- _PROBLEM REQUIREMENTS_: Check every line of the entries for "label", and copy the lines that hold it.

☆ ☆ ☆ ☆ ☆ ☆ ☆

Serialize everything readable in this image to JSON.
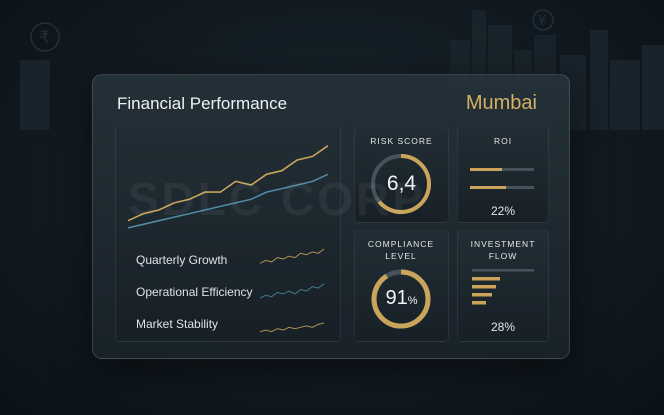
{
  "dashboard": {
    "title": "Financial Performance",
    "city": "Mumbai",
    "watermark": "SDLC CORP"
  },
  "metrics": [
    {
      "label": "Quarterly Growth",
      "color": "#c9a45a"
    },
    {
      "label": "Operational Efficiency",
      "color": "#4f8aa0"
    },
    {
      "label": "Market Stability",
      "color": "#c9a45a"
    }
  ],
  "chart_data": {
    "type": "line",
    "series": [
      {
        "values": [
          2,
          3,
          3.5,
          4.5,
          5,
          6,
          6,
          7.5,
          7,
          8.5,
          9,
          10.5,
          11,
          12.5
        ]
      },
      {
        "values": [
          1,
          1.5,
          2,
          2.5,
          3,
          3.5,
          4,
          4.5,
          5,
          6,
          6.5,
          7,
          7.5,
          8.5
        ]
      }
    ],
    "ylim": [
      0,
      14
    ]
  },
  "risk": {
    "title": "RISK SCORE",
    "value": "6,4",
    "fraction": 0.64
  },
  "roi": {
    "title": "ROI",
    "value": "22%",
    "fraction": 0.22
  },
  "compliance": {
    "title": "COMPLIANCE LEVEL",
    "value": "91",
    "unit": "%",
    "fraction": 0.91
  },
  "investment": {
    "title": "INVESTMENT FLOW",
    "value": "28%",
    "fraction": 0.28
  },
  "colors": {
    "gold": "#c9a45a",
    "teal": "#4f8aa0",
    "track": "#46525a"
  }
}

☆ ☆ ☆ ☆ ☆ ☆ ☆

- _SOLVED EXERCISE_:
      "label": "Quarterly Growth",
      "label": "Operational Efficiency",
      "label": "Market Stability",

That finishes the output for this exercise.